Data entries
[START]

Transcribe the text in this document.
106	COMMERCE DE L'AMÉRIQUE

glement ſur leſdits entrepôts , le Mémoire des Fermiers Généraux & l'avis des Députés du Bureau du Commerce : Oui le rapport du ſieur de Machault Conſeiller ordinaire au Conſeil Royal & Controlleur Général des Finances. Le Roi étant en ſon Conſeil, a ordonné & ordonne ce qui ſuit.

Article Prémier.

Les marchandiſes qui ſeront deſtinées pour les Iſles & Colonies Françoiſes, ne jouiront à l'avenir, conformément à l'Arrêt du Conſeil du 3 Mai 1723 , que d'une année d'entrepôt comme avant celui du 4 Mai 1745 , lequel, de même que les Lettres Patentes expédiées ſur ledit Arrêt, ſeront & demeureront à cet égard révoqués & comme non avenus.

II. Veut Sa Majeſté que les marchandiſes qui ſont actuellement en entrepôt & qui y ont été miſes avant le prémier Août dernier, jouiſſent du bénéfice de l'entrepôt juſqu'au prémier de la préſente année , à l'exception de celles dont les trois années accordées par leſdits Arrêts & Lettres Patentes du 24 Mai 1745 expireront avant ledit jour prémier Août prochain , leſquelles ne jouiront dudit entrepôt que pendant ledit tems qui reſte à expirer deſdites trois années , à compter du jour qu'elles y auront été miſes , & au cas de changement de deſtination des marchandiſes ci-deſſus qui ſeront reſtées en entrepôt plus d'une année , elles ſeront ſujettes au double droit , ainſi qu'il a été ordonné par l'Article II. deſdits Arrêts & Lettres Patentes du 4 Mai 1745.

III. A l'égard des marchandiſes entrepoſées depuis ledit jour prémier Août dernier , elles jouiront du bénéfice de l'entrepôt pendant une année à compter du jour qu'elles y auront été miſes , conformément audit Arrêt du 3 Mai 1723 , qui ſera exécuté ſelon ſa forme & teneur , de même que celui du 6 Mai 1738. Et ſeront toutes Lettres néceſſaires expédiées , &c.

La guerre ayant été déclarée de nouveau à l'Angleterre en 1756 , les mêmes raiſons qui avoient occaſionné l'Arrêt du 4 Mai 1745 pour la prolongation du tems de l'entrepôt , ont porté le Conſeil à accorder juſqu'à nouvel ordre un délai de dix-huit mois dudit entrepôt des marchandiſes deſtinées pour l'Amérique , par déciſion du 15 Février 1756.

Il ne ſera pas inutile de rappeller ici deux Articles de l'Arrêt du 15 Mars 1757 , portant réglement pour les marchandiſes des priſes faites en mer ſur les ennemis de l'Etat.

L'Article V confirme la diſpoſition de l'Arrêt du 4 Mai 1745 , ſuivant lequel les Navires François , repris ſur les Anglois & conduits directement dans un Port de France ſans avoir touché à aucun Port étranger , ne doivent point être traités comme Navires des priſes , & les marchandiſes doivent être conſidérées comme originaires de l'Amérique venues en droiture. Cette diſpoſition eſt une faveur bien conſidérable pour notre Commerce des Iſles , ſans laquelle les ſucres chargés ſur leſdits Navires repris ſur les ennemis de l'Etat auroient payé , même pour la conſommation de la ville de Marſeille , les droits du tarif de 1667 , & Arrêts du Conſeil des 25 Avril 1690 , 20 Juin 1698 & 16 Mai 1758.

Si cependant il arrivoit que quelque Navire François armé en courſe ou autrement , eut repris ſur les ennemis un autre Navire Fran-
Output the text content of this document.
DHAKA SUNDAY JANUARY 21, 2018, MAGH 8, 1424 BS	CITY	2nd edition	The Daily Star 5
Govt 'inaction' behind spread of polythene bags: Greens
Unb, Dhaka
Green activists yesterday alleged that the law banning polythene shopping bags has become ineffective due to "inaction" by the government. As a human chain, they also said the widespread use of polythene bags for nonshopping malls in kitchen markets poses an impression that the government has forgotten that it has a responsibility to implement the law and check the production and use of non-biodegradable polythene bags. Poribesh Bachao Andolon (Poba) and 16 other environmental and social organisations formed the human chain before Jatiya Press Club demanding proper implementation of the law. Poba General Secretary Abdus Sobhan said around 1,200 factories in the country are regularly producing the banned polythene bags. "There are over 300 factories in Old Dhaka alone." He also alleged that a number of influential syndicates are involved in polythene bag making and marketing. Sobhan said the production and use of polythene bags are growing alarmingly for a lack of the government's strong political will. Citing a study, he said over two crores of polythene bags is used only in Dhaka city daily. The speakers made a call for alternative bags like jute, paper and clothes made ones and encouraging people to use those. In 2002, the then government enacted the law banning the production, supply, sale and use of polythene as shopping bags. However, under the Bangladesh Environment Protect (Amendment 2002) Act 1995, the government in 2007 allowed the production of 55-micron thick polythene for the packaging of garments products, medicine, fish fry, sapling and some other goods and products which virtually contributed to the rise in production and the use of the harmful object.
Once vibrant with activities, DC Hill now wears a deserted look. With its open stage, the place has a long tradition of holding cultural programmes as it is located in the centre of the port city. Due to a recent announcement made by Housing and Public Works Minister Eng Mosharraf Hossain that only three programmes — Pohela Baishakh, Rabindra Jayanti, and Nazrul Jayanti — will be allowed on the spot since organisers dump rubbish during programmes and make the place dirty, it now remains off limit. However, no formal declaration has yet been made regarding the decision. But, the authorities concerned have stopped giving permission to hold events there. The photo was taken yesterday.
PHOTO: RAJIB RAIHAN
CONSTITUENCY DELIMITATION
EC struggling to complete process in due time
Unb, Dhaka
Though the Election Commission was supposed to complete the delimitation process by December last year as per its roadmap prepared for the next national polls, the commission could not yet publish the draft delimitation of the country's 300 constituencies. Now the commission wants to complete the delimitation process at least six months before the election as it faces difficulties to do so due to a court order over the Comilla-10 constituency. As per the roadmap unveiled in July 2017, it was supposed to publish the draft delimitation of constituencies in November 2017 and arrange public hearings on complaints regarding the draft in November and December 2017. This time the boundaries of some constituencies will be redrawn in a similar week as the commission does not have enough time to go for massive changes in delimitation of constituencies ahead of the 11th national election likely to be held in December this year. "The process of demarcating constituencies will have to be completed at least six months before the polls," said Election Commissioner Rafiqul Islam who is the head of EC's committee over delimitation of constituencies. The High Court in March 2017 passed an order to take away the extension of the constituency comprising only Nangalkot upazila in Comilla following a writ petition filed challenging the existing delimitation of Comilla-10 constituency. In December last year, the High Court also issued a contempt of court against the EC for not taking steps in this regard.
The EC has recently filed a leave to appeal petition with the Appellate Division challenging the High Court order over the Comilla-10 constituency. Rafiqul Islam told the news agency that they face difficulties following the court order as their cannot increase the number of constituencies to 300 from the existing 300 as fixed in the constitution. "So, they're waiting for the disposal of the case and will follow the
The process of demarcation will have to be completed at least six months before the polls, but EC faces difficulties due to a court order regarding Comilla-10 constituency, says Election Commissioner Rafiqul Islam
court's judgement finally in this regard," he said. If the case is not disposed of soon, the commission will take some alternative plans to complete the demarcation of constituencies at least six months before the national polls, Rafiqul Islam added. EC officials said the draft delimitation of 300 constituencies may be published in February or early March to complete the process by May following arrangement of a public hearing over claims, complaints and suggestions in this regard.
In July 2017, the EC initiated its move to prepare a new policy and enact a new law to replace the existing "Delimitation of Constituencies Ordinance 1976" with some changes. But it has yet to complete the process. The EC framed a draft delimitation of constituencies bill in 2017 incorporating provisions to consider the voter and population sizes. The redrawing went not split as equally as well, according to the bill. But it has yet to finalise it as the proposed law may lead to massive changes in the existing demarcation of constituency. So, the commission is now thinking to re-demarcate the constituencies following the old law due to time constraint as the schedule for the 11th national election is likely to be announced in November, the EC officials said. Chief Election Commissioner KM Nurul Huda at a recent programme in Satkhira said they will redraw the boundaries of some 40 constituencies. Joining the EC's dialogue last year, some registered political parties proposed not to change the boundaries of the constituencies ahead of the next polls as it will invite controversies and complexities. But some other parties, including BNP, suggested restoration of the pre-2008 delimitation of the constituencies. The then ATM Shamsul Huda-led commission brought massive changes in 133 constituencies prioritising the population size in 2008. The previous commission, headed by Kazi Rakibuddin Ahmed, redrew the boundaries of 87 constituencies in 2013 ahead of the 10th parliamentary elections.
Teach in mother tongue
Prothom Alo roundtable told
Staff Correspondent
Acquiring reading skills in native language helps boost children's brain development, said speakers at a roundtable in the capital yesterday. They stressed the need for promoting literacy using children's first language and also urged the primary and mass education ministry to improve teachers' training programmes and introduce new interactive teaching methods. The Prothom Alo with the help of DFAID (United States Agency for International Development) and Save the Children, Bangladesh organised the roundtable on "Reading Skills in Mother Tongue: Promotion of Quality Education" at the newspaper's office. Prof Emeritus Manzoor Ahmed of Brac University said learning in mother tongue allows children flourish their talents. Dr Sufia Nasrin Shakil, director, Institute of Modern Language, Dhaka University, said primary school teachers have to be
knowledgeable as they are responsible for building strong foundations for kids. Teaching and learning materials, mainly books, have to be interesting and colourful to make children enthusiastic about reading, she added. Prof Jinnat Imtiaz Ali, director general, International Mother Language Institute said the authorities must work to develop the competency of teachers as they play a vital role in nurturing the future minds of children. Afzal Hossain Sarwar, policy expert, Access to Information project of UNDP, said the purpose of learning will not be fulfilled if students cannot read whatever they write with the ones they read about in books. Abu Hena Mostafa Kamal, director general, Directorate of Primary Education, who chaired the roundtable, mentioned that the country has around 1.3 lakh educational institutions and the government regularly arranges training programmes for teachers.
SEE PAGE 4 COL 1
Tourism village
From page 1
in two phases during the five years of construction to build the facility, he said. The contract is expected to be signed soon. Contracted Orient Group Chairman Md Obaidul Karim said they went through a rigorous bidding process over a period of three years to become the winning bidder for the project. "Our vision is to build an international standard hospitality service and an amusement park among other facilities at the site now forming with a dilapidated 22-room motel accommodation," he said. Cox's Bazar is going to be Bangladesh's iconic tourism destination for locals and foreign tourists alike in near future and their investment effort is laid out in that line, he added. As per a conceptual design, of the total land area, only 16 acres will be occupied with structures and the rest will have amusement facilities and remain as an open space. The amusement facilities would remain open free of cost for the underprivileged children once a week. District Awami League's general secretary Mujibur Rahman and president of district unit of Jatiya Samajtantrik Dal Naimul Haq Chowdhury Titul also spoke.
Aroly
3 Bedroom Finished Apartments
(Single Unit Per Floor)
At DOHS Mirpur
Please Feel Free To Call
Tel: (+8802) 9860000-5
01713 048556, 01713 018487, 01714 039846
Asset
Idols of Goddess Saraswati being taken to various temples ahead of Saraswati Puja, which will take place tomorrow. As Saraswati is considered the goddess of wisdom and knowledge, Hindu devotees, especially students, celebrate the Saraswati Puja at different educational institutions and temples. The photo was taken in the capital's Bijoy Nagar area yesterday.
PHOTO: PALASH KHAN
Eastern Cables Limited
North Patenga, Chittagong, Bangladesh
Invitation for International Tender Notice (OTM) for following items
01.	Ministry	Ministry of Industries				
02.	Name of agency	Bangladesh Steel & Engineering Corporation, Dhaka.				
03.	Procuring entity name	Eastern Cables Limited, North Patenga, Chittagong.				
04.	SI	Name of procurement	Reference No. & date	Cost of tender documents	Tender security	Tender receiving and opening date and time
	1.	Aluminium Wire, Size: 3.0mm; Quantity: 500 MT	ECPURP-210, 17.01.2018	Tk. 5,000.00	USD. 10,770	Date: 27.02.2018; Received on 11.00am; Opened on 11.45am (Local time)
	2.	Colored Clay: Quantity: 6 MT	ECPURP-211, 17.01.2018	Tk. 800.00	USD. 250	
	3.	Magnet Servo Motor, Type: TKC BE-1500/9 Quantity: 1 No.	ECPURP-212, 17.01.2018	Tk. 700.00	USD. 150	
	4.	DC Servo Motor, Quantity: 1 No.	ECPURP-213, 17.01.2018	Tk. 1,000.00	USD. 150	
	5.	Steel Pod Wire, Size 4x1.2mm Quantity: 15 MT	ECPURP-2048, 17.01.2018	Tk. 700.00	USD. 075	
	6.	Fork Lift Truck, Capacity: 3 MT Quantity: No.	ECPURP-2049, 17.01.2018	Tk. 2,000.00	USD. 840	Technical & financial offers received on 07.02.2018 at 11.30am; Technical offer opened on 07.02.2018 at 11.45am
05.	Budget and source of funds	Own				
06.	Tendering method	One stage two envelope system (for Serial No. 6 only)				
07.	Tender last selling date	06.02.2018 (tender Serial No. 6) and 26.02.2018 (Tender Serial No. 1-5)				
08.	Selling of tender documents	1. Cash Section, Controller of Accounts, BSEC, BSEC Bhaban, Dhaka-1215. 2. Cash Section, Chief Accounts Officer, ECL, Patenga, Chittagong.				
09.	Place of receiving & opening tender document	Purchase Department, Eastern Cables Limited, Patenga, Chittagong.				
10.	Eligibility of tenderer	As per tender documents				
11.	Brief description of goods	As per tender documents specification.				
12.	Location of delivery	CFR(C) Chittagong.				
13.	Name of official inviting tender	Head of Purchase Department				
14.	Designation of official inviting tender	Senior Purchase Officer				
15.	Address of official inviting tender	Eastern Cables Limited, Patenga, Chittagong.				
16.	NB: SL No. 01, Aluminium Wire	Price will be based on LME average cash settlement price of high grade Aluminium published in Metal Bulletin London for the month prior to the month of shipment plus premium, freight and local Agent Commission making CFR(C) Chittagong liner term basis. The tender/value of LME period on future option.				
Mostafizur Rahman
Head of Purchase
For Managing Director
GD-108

[END]

PROBLEM:
Report every line containing the word "receiving" from the listing above.

TASK OUTPUT:
04.	SI	Name of procurement	Reference No. & date	Cost of tender documents	Tender security	Tender receiving and opening date and time
09.	Place of receiving & opening tender document	Purchase Department, Eastern Cables Limited, Patenga, Chittagong.				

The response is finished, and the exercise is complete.